• **WHAT IS REQUIRED**: Every record below should be transcribed exactly. Omit the images.

• **PROVIDED ENTRIES**:
━━━━━━━━━━━━━━━━

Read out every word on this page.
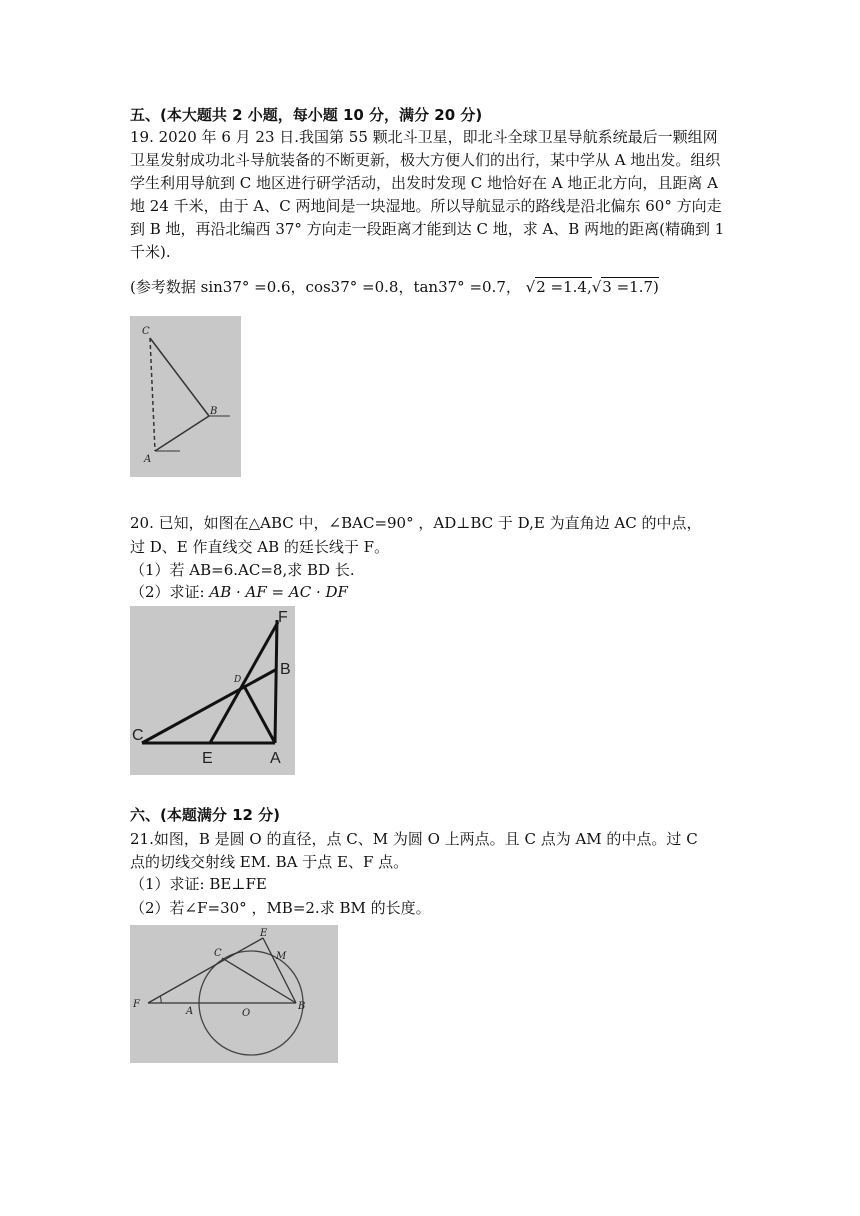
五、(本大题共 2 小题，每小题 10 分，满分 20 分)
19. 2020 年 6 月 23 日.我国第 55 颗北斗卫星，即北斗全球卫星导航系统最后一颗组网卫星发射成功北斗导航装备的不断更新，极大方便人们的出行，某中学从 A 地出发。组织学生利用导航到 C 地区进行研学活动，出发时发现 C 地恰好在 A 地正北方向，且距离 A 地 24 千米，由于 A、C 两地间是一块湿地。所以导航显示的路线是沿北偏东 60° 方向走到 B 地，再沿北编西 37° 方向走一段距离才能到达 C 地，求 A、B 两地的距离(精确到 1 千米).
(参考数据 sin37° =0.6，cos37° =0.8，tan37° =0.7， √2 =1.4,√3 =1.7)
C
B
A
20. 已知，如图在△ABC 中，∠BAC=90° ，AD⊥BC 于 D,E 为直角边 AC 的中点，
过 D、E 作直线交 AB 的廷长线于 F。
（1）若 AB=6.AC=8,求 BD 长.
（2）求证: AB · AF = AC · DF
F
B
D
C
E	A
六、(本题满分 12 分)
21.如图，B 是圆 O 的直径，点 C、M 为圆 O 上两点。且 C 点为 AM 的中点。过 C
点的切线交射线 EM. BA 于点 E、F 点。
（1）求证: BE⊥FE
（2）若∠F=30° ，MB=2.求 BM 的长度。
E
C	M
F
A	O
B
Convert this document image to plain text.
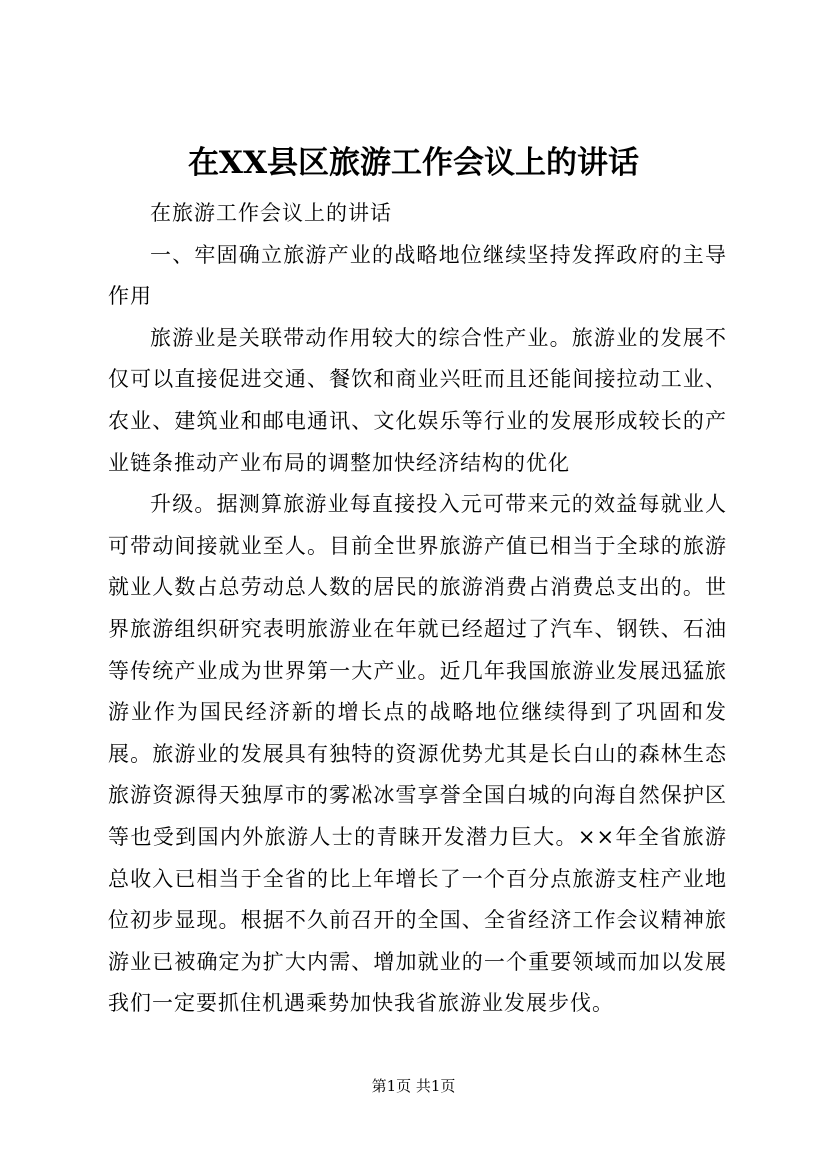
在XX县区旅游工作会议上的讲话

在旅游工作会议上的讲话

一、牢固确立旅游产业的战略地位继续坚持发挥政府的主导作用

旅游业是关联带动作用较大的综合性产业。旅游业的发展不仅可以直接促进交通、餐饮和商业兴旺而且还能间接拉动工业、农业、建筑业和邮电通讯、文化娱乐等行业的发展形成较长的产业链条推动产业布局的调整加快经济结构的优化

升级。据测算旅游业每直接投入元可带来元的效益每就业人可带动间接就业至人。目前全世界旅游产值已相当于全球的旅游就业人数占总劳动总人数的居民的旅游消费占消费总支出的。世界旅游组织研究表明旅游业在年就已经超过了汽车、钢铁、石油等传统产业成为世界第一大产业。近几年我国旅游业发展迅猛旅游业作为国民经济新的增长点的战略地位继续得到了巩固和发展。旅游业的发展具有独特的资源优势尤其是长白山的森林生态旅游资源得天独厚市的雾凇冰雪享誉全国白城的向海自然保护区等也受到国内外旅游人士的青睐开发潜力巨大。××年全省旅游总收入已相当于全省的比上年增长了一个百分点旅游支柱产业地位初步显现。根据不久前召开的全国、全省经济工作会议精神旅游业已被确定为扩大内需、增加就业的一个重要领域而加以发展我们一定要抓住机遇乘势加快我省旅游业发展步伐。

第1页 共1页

━━━━━━━━━━━━━━━━

• **EXPECTED ANSWER**:
Read out every word on this page.
五、(本大题共 2 小题，每小题 10 分，满分 20 分)
19. 2020 年 6 月 23 日.我国第 55 颗北斗卫星，即北斗全球卫星导航系统最后一颗组网卫星发射成功北斗导航装备的不断更新，极大方便人们的出行，某中学从 A 地出发。组织学生利用导航到 C 地区进行研学活动，出发时发现 C 地恰好在 A 地正北方向，且距离 A 地 24 千米，由于 A、C 两地间是一块湿地。所以导航显示的路线是沿北偏东 60° 方向走到 B 地，再沿北编西 37° 方向走一段距离才能到达 C 地，求 A、B 两地的距离(精确到 1 千米).
(参考数据 sin37° =0.6，cos37° =0.8，tan37° =0.7， √2 =1.4,√3 =1.7)
C
B
A
20. 已知，如图在△ABC 中，∠BAC=90° ，AD⊥BC 于 D,E 为直角边 AC 的中点，
过 D、E 作直线交 AB 的廷长线于 F。
（1）若 AB=6.AC=8,求 BD 长.
（2）求证: AB · AF = AC · DF
F
B
D
C
E	A
六、(本题满分 12 分)
21.如图，B 是圆 O 的直径，点 C、M 为圆 O 上两点。且 C 点为 AM 的中点。过 C
点的切线交射线 EM. BA 于点 E、F 点。
（1）求证: BE⊥FE
（2）若∠F=30° ，MB=2.求 BM 的长度。
E
C	M
F
A	O
B
Convert this document image to plain text.
在XX县区旅游工作会议上的讲话

在旅游工作会议上的讲话

一、牢固确立旅游产业的战略地位继续坚持发挥政府的主导作用

旅游业是关联带动作用较大的综合性产业。旅游业的发展不仅可以直接促进交通、餐饮和商业兴旺而且还能间接拉动工业、农业、建筑业和邮电通讯、文化娱乐等行业的发展形成较长的产业链条推动产业布局的调整加快经济结构的优化

升级。据测算旅游业每直接投入元可带来元的效益每就业人可带动间接就业至人。目前全世界旅游产值已相当于全球的旅游就业人数占总劳动总人数的居民的旅游消费占消费总支出的。世界旅游组织研究表明旅游业在年就已经超过了汽车、钢铁、石油等传统产业成为世界第一大产业。近几年我国旅游业发展迅猛旅游业作为国民经济新的增长点的战略地位继续得到了巩固和发展。旅游业的发展具有独特的资源优势尤其是长白山的森林生态旅游资源得天独厚市的雾凇冰雪享誉全国白城的向海自然保护区等也受到国内外旅游人士的青睐开发潜力巨大。××年全省旅游总收入已相当于全省的比上年增长了一个百分点旅游支柱产业地位初步显现。根据不久前召开的全国、全省经济工作会议精神旅游业已被确定为扩大内需、增加就业的一个重要领域而加以发展我们一定要抓住机遇乘势加快我省旅游业发展步伐。

第1页 共1页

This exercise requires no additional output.